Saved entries
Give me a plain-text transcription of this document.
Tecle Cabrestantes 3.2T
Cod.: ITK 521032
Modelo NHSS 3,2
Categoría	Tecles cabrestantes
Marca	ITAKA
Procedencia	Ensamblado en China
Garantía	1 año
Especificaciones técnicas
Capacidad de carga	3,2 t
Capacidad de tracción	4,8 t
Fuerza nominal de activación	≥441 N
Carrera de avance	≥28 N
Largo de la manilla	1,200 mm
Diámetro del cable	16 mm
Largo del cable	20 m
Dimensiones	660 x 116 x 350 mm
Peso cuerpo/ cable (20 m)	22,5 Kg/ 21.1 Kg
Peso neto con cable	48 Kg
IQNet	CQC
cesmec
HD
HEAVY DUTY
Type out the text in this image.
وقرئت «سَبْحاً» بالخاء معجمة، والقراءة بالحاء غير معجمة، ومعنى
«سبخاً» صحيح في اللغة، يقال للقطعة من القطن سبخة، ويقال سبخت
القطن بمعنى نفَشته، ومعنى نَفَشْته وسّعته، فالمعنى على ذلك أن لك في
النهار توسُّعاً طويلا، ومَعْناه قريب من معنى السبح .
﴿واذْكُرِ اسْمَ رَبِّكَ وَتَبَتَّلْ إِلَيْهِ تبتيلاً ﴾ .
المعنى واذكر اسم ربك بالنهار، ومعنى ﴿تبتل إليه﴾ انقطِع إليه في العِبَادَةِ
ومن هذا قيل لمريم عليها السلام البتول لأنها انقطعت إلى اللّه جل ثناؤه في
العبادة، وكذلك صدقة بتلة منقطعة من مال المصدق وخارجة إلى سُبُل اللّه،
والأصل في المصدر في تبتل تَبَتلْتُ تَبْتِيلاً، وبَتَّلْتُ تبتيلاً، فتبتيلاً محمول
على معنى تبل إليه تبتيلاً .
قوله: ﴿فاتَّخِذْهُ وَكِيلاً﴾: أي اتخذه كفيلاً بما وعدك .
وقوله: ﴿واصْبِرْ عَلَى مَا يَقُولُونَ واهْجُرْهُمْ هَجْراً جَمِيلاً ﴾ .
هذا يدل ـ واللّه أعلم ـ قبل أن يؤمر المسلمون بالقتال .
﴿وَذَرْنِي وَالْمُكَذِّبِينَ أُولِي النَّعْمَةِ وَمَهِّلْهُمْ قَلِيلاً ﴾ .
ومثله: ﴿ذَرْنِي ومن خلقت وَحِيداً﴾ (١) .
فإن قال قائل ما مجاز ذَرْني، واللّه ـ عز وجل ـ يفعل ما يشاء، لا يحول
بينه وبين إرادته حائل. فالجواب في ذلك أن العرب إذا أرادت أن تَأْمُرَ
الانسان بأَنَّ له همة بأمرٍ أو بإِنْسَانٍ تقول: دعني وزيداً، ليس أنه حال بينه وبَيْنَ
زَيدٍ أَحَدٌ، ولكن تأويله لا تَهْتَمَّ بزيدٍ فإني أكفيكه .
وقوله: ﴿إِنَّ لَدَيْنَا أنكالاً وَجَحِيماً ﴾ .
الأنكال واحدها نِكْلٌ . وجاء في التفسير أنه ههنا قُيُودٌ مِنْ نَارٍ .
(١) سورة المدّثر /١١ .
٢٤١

▸ **Exercise task**: Each line in the listing above that contains "تبتيلا" should be copied.

▸ **Result for this task**:
﴿واذْكُرِ اسْمَ رَبِّكَ وَتَبَتَّلْ إِلَيْهِ تبتيلاً ﴾ .
والأصل في المصدر في تبتل تَبَتلْتُ تَبْتِيلاً، وبَتَّلْتُ تبتيلاً، فتبتيلاً محمول
على معنى تبل إليه تبتيلاً .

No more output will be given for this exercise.